- **Your objective**
Write out each line in which the string "does" is present.

- **Data for this exercise**
* begin *

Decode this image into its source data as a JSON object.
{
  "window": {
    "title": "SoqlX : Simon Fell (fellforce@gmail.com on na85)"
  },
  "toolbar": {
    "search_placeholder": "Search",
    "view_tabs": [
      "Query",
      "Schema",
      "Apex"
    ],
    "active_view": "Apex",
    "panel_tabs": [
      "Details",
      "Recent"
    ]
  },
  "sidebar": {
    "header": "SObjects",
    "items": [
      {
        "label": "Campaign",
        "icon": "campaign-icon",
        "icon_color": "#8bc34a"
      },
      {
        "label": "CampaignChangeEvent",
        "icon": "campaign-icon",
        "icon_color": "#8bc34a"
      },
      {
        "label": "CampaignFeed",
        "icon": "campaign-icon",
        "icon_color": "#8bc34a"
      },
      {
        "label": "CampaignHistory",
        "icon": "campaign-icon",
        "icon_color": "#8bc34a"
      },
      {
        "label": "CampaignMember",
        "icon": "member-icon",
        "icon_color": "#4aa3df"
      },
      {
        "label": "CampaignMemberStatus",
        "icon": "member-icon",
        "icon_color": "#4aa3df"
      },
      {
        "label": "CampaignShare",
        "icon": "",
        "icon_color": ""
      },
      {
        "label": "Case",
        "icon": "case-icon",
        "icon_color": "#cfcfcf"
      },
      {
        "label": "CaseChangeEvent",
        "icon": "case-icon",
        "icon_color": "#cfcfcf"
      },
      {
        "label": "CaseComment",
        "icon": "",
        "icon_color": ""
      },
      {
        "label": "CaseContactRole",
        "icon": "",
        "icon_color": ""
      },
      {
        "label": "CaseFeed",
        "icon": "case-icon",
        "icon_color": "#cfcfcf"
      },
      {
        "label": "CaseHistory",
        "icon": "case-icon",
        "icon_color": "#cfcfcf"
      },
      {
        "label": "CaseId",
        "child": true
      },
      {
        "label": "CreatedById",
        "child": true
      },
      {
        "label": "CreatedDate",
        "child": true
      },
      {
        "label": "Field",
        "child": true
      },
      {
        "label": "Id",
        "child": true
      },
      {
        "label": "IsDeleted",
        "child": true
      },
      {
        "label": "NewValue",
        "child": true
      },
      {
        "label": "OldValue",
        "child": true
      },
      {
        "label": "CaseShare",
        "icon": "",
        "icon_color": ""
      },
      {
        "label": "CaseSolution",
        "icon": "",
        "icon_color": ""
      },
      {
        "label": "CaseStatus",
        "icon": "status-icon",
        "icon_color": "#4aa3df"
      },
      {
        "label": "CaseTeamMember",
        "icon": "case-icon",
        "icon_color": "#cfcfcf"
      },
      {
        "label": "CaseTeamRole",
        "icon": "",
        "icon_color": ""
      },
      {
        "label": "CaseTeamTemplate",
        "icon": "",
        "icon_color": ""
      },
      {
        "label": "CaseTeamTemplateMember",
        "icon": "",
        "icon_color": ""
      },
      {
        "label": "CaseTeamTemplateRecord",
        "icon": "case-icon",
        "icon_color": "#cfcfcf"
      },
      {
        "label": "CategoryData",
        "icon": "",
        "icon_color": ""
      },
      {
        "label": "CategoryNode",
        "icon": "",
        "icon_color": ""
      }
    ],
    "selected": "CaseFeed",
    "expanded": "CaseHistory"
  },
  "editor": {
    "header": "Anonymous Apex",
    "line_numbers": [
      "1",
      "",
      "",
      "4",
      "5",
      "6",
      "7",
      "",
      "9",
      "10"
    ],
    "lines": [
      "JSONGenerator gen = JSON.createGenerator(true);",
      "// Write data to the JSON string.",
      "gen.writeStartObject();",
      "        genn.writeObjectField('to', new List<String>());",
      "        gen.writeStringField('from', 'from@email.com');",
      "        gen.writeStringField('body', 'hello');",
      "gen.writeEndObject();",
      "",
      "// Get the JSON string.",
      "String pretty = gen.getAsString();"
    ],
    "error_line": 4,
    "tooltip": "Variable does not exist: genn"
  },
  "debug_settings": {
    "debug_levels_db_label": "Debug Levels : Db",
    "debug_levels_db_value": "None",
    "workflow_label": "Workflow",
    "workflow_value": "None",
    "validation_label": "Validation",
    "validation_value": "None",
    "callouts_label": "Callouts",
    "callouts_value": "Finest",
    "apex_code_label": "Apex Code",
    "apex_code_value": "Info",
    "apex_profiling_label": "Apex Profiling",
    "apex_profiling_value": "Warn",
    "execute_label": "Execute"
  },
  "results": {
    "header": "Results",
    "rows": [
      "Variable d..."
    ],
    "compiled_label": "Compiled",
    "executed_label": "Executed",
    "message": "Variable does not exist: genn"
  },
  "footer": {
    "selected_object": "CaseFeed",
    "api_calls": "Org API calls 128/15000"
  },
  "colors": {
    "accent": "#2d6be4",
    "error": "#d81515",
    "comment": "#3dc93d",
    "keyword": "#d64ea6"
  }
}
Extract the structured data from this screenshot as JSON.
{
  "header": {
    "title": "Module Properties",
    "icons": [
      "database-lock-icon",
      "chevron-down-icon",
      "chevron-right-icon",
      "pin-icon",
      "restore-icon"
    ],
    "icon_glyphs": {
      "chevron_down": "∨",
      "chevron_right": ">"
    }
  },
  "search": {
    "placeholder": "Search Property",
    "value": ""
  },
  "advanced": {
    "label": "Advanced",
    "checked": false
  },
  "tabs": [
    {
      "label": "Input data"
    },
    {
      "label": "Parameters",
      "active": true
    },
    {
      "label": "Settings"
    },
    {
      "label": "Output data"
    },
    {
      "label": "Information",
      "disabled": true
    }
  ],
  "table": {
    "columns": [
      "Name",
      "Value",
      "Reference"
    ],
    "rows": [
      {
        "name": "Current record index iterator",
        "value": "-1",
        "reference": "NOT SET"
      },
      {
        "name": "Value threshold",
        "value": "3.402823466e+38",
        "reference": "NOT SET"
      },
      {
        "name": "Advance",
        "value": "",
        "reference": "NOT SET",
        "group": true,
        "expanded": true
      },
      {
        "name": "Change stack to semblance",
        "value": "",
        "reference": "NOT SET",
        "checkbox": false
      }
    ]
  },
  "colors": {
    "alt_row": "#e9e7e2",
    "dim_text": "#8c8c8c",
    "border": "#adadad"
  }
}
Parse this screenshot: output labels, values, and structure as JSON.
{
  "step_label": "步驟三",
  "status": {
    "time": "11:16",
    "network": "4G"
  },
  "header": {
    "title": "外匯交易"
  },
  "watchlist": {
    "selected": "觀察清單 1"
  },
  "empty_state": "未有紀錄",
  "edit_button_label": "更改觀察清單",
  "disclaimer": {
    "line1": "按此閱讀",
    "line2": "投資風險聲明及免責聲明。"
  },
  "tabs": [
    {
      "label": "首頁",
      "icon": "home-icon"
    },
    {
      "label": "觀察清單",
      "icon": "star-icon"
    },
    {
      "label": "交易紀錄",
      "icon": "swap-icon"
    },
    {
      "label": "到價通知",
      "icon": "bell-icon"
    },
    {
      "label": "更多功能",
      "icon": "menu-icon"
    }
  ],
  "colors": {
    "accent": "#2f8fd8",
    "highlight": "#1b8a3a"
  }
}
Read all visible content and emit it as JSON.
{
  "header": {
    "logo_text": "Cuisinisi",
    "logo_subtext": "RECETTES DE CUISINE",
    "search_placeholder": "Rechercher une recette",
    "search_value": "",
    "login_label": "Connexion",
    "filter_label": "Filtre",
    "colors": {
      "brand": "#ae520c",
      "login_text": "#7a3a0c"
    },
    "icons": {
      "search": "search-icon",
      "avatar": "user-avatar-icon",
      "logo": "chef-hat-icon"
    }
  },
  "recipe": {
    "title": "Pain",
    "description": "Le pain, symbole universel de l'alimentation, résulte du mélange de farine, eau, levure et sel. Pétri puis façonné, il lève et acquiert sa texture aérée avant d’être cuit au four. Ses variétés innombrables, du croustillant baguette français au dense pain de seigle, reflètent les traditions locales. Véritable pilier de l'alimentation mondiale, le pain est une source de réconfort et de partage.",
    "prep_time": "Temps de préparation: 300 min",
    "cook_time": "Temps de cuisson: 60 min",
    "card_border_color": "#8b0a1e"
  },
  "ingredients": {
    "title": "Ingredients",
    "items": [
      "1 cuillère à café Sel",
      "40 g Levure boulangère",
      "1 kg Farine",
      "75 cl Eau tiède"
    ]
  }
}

* end *

- **Written reply**
    "tooltip": "Variable does not exist: genn"
    "message": "Variable does not exist: genn"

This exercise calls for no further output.